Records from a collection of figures
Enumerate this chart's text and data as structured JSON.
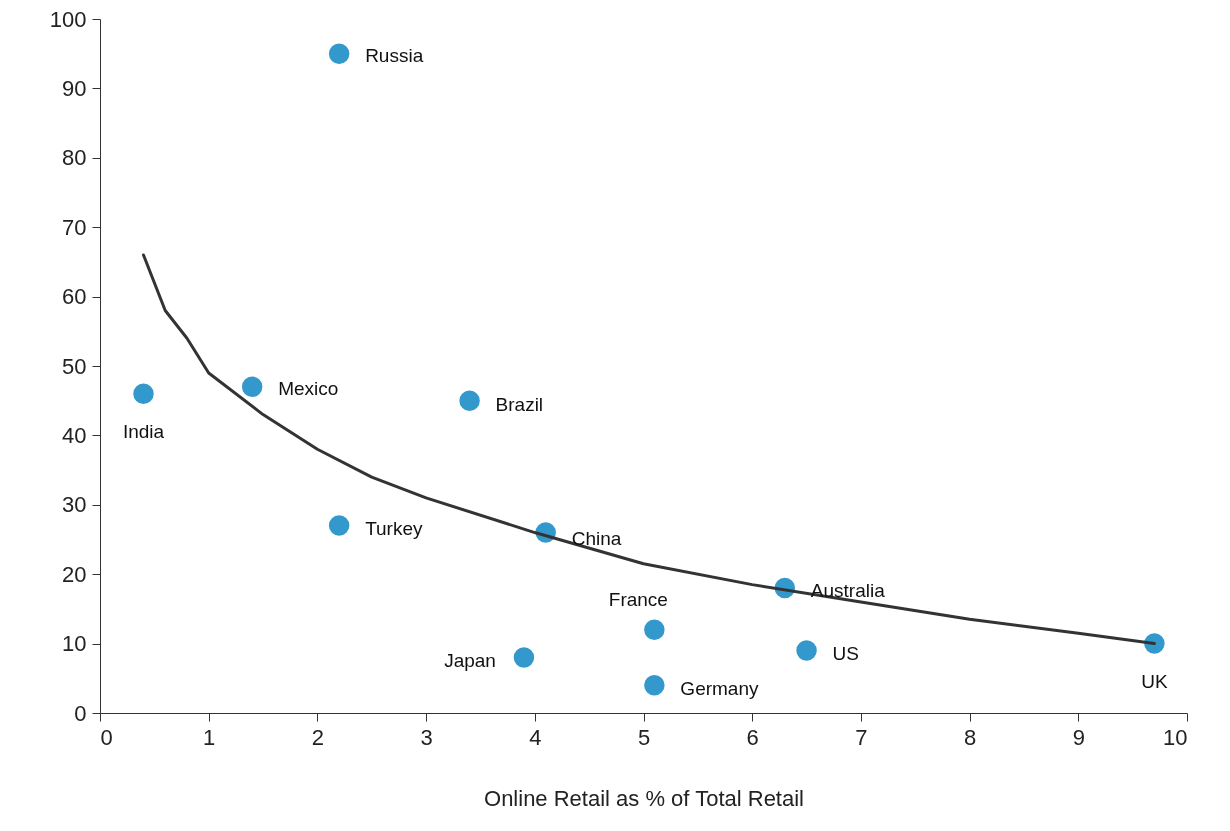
{
  "chart_data": {
    "type": "scatter",
    "xlabel": "Online Retail as % of Total Retail",
    "xlim": [
      0,
      10
    ],
    "xticks": [
      0,
      1,
      2,
      3,
      4,
      5,
      6,
      7,
      8,
      9,
      10
    ],
    "ylim": [
      0,
      100
    ],
    "yticks": [
      0,
      10,
      20,
      30,
      40,
      50,
      60,
      70,
      80,
      90,
      100
    ],
    "grid": false,
    "series": [
      {
        "color": "#3399cc",
        "marker": "circle",
        "x": [
          0.4,
          1.4,
          2.2,
          3.4,
          2.2,
          4.1,
          6.3,
          5.1,
          3.9,
          6.5,
          5.1,
          9.7
        ],
        "values": [
          46,
          47,
          95,
          45,
          27,
          26,
          18,
          12,
          8,
          9,
          4,
          10
        ]
      },
      {
        "type": "line",
        "color": "#333333",
        "line_style": "solid",
        "marker": "none",
        "x": [
          0.4,
          0.6,
          0.8,
          1,
          1.5,
          2,
          2.5,
          3,
          4,
          5,
          6,
          7,
          8,
          9,
          9.7
        ],
        "values": [
          66,
          58,
          54,
          49,
          43,
          38,
          34,
          31,
          26,
          21.5,
          18.5,
          16,
          13.5,
          11.5,
          10
        ]
      }
    ],
    "annotations": [
      {
        "text": "India",
        "x": 0.4,
        "y": 46
      },
      {
        "text": "Mexico",
        "x": 1.4,
        "y": 47
      },
      {
        "text": "Russia",
        "x": 2.2,
        "y": 95
      },
      {
        "text": "Brazil",
        "x": 3.4,
        "y": 45
      },
      {
        "text": "Turkey",
        "x": 2.2,
        "y": 27
      },
      {
        "text": "China",
        "x": 4.1,
        "y": 26
      },
      {
        "text": "Australia",
        "x": 6.3,
        "y": 18
      },
      {
        "text": "France",
        "x": 5.1,
        "y": 12
      },
      {
        "text": "Japan",
        "x": 3.9,
        "y": 8
      },
      {
        "text": "US",
        "x": 6.5,
        "y": 9
      },
      {
        "text": "Germany",
        "x": 5.1,
        "y": 4
      },
      {
        "text": "UK",
        "x": 9.7,
        "y": 10
      }
    ]
  }
}
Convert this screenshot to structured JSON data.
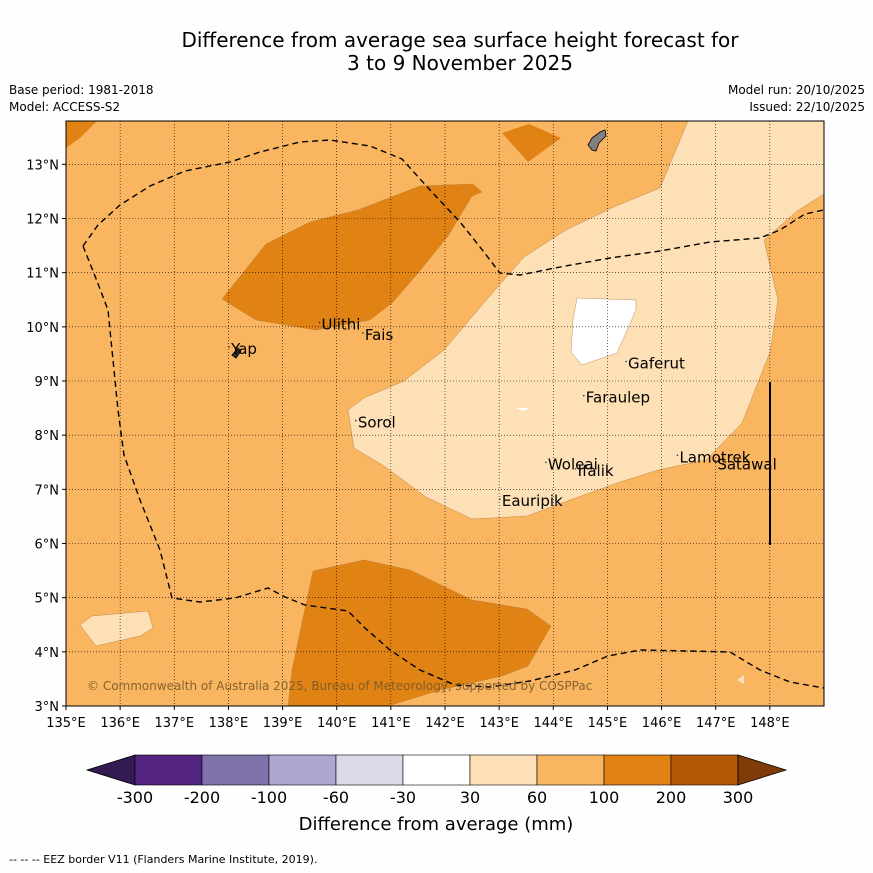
{
  "title": {
    "line1": "Difference from average sea surface height forecast for",
    "line2": "3 to 9 November 2025"
  },
  "meta": {
    "base_period": "Base period: 1981-2018",
    "model": "Model: ACCESS-S2",
    "model_run": "Model run: 20/10/2025",
    "issued": "Issued: 22/10/2025"
  },
  "map": {
    "lon_range": [
      135,
      149
    ],
    "lat_range": [
      3,
      13.8
    ],
    "lon_ticks": [
      "135°E",
      "136°E",
      "137°E",
      "138°E",
      "139°E",
      "140°E",
      "141°E",
      "142°E",
      "143°E",
      "144°E",
      "145°E",
      "146°E",
      "147°E",
      "148°E"
    ],
    "lat_ticks": [
      "3°N",
      "4°N",
      "5°N",
      "6°N",
      "7°N",
      "8°N",
      "9°N",
      "10°N",
      "11°N",
      "12°N",
      "13°N"
    ],
    "places": [
      {
        "name": "Yap",
        "lon": 138.05,
        "lat": 9.5
      },
      {
        "name": "Ulithi",
        "lon": 139.72,
        "lat": 9.95
      },
      {
        "name": "Fais",
        "lon": 140.52,
        "lat": 9.76
      },
      {
        "name": "Gaferut",
        "lon": 145.38,
        "lat": 9.23
      },
      {
        "name": "Faraulep",
        "lon": 144.6,
        "lat": 8.6
      },
      {
        "name": "Sorol",
        "lon": 140.39,
        "lat": 8.14
      },
      {
        "name": "Woleai",
        "lon": 143.9,
        "lat": 7.37
      },
      {
        "name": "Ifalik",
        "lon": 144.45,
        "lat": 7.25
      },
      {
        "name": "Lamotrek",
        "lon": 146.33,
        "lat": 7.5
      },
      {
        "name": "Satawal",
        "lon": 147.03,
        "lat": 7.37
      },
      {
        "name": "Eauripik",
        "lon": 143.05,
        "lat": 6.69
      }
    ],
    "copyright": "© Commonwealth of Australia 2025, Bureau of Meteorology, supported by COSPPac"
  },
  "legend": {
    "ticks": [
      "-300",
      "-200",
      "-100",
      "-60",
      "-30",
      "30",
      "60",
      "100",
      "200",
      "300"
    ],
    "colors": [
      "#331a52",
      "#52237f",
      "#7f72ab",
      "#aea7d0",
      "#dadaeb",
      "#ffffff",
      "#fee0b6",
      "#f9b560",
      "#e08214",
      "#b35806",
      "#7f3b08"
    ],
    "label": "Difference from average (mm)"
  },
  "colors": {
    "c30_60": "#fee0b6",
    "c60_100": "#f9b560",
    "c100_200": "#e08214",
    "white": "#ffffff",
    "land": "#808080"
  },
  "footnote": "--  --  -- EEZ border V11 (Flanders Marine Institute, 2019)."
}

▸ TO DO: Among the lines above, count those containing the word "structured" and give nothing but the result.

▸ RESULT OF THE TASK: 2